'''

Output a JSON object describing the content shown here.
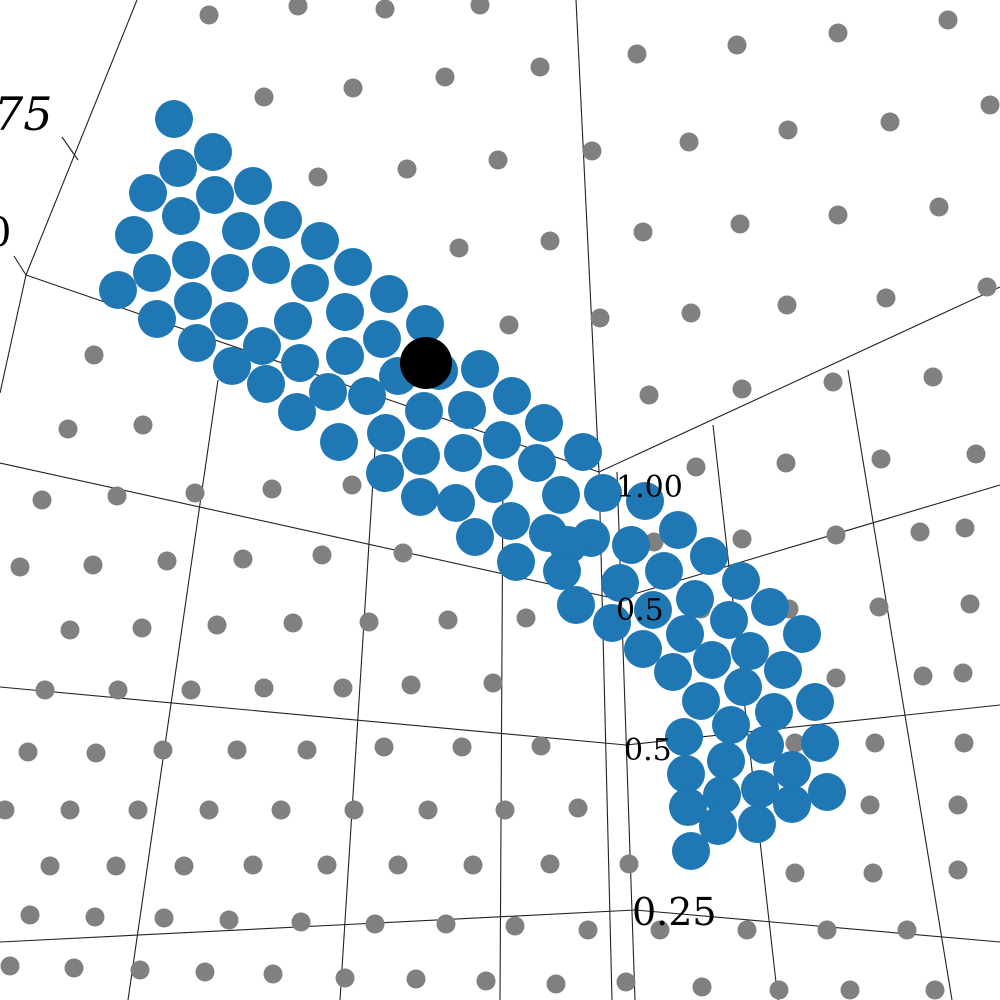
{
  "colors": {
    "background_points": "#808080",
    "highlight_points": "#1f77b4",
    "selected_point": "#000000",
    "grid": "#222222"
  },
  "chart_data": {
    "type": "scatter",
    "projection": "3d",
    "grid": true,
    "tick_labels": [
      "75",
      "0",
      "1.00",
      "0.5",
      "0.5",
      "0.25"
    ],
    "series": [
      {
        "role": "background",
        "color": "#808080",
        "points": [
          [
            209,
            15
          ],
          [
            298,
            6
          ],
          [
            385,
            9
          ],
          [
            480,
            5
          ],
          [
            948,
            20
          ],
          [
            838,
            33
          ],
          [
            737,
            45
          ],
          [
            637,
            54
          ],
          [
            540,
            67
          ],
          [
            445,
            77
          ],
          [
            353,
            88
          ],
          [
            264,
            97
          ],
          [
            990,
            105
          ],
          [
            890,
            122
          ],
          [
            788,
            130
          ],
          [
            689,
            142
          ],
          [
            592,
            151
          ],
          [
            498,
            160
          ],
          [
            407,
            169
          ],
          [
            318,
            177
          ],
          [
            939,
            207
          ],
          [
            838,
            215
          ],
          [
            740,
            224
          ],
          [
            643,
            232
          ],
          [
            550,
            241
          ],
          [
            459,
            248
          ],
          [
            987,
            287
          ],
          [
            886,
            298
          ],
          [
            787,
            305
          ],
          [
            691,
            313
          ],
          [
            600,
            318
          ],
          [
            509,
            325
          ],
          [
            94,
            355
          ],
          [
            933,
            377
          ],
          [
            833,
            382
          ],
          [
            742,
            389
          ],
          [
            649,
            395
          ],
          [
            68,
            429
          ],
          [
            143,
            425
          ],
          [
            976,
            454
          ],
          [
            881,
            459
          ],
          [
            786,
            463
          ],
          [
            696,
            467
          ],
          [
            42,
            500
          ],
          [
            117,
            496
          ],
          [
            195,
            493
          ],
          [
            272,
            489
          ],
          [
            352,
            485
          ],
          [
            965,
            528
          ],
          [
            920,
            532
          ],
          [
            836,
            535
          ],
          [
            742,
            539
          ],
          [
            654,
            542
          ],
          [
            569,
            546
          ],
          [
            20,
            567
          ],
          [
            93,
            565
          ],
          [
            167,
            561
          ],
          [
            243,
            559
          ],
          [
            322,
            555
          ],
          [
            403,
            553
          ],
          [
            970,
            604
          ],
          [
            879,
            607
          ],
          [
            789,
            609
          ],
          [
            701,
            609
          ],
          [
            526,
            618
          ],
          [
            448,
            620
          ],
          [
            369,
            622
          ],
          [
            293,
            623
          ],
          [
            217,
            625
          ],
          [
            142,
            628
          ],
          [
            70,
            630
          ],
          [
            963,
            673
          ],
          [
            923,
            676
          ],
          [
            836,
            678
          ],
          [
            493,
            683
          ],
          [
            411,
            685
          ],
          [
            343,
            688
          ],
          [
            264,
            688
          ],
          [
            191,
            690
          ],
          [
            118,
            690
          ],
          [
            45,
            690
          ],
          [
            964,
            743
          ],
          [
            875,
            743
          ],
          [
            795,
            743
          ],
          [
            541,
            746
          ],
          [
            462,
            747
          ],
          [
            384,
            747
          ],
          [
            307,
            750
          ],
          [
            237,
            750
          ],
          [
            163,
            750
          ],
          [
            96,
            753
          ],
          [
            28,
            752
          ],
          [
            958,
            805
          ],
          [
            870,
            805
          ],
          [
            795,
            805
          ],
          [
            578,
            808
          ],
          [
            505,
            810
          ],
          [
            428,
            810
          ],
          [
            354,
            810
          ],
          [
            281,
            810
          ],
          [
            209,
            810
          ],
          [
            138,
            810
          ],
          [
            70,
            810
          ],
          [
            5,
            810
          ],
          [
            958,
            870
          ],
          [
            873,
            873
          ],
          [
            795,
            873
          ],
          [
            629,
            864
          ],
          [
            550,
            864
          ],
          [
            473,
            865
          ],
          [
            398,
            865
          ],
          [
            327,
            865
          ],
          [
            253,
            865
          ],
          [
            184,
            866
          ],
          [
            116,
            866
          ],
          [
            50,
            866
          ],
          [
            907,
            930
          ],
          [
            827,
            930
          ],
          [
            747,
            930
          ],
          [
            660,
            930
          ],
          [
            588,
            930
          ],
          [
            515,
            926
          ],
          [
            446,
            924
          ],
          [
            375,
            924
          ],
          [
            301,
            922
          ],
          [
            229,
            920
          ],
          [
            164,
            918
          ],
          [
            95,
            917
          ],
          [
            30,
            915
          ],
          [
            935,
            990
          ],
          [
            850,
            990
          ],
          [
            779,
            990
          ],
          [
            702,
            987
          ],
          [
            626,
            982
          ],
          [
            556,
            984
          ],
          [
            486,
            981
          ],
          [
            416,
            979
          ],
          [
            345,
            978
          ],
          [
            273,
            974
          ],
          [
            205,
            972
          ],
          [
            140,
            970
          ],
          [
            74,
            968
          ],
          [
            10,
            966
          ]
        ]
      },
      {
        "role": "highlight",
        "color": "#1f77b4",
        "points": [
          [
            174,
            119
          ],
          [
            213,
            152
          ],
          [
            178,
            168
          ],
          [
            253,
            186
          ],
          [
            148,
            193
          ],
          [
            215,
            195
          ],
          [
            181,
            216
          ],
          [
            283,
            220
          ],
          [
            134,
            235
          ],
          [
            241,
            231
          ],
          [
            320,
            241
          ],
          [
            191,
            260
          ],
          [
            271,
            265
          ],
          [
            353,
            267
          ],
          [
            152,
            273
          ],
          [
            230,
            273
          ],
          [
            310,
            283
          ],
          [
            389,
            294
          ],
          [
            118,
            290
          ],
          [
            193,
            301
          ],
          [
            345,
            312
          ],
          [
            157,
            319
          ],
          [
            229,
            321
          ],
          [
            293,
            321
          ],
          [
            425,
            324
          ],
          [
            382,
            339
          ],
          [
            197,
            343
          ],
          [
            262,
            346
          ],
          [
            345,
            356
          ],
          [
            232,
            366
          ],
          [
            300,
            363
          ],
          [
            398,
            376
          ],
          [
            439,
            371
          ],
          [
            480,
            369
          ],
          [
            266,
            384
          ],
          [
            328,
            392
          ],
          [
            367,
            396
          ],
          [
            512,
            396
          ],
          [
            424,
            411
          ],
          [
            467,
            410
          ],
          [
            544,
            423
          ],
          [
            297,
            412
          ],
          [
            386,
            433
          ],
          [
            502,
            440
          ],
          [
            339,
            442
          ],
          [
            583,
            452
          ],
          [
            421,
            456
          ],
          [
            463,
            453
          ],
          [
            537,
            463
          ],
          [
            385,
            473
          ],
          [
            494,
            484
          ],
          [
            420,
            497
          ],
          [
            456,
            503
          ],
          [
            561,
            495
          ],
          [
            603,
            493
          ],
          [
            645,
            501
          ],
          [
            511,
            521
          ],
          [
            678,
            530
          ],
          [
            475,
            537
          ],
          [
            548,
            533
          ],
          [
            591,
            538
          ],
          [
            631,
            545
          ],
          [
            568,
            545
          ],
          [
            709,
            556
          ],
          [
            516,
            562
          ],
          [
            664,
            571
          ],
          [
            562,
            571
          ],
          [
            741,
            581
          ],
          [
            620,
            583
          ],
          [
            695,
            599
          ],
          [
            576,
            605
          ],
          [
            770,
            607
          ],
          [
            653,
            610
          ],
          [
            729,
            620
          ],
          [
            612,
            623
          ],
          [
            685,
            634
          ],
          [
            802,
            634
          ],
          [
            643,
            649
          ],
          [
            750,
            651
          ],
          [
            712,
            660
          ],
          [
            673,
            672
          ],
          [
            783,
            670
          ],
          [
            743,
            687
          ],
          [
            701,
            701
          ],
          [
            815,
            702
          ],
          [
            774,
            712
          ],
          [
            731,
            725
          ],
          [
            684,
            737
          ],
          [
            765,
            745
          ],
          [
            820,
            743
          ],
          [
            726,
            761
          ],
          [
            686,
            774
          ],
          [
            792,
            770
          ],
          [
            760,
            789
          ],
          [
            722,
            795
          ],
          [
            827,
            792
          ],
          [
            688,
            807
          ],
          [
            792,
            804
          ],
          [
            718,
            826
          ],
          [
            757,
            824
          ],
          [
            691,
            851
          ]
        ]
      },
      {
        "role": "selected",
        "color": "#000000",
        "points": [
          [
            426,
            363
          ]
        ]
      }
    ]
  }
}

'''

• What is being asked
Select all lines with the word "role" from the entries above.

• Complete output
        "role": "background",
        "role": "highlight",
        "role": "selected",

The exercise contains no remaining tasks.